▶ [REQUESTS]
1. Using the account of how the news of Pearl Harbor spread, say whether each statement agrees with it. Answer yes or no for each, and quote the words that decide it. (a) Roosevelt told Hull to say nothing to the Japanese diplomats. (b) The first bulletins went out at 2:22 p.m. Central Time. (c) The KGU reporter called NBC from the roof of the Honolulu Advertiser Building.
2. Extend the account of how the news of Pearl Harbor spread, starting after its last sentence.

▶ [DOCUMENT]
Secretary of State Cordell Hull was scheduled to meet that afternoon with Japanese ambassador Admiral Kichisaburo Nomura and special envoy Saburo Kurusu to discuss the American trade boycott of Japan. Roosevelt phoned Hull and told him to say nothing to the Japanese diplomats.

The president next called his press secretary, Steve Early, and told him to issue a statement to the wire services, and Early got the Associated Press, United Press, and the International News Service on a three-way call. At 2:22 p.m. Eastern Time, the first bulletins went out, reading “Washington—White House Announces Japanese Wave Attacked Pearl Harbor.” Within minutes, the radio networks were interrupting their regular broadcasts with the news.

The NBC Blue Network got the story in its most graphic form. A reporter with KGU, the NBC affiliate in Honolulu, had gone up to the roof of the Honolulu Advertiser Building with microphone in hand and telephone in the other and had called NBC with the first eyewitness account to reach the mainland. “This battle has been going on for nearly three hours…. It’s no joke, it’s a real war.”

Region boundary data
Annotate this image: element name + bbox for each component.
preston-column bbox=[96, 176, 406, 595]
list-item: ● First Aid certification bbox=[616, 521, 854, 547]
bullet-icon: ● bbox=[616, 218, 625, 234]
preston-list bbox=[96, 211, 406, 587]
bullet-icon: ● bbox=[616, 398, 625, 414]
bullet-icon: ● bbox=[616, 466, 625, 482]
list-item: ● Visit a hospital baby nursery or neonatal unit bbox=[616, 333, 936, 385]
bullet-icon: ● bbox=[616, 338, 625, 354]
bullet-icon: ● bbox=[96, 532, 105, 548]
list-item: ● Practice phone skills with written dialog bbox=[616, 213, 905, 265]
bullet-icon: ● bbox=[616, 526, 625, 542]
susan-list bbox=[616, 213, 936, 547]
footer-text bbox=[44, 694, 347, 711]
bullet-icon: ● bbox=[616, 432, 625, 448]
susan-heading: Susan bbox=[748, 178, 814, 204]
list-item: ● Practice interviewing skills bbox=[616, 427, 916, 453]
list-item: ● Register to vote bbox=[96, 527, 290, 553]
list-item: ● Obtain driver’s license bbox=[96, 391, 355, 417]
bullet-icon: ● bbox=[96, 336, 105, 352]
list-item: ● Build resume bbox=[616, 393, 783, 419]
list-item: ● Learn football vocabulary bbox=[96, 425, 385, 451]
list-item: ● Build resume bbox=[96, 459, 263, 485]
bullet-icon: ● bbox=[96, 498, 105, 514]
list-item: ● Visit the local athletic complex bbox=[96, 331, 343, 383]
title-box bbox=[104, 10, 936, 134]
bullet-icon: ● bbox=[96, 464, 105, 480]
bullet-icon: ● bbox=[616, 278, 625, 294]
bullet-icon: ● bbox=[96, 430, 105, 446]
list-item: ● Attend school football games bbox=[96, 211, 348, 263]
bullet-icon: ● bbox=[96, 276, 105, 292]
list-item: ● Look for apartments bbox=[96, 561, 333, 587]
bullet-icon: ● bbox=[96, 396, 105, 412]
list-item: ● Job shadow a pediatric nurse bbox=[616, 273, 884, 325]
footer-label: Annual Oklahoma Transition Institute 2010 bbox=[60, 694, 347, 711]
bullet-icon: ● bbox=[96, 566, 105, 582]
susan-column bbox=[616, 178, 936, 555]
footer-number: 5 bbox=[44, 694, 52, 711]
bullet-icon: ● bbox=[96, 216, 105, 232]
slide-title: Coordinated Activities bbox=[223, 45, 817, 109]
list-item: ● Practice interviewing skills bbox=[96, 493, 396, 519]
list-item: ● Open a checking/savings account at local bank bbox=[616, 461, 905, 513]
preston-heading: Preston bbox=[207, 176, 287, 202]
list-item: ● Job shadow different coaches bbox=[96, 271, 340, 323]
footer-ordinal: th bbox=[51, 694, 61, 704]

▶ [THE ANSWERS]
1.
(a) Yes: "told him to say nothing to the Japanese diplomats"
(b) No: "At 2:22 p.m. Eastern Time, the first bulletins went out"
(c) Yes: "had gone up to the roof of the Honolulu Advertiser Building with microphone in hand and telephone in the other and had called NBC"

2.
By now, and over the course of the coming hours, additional bulletins flooded in, telling of the simultaneous Japanese air strikes against the Philippines and Thailand. Both Hong Kong and Wake Island were also under attack.

 

What happened after the Attack of Pearl Harbor

“Japanese parachute troops are reported in Honolulu,” CBS reported. “They have been sighted off Harbor Point. At least five persons have been reported killed in the city of Honolulu. The Japanese dive bombers have been making continuous attacks, apparently from a Japanese aircraft carrier. A naval engagement is reported in progress off Honolulu. And there’s one report that a Japanese warship is bombarding Pearl Harbor. Aerial dogfights are raging in the skies over Honolulu itself.”

Neither the naval battle off Honolulu nor the repeated radio reports about the Japanese paratroopers on the ground in Honolulu were true, but there was no immediate clarification, and in the days following, speculation fed a bonfire of anxiety that would rage beyond control.

In San Francisco, author and radio personality Upton Close, who was described by NBC as their “expert on the Far East,” opened his radio commentary Sunday afternoon by saying “there’s more behind this than meets the eye.”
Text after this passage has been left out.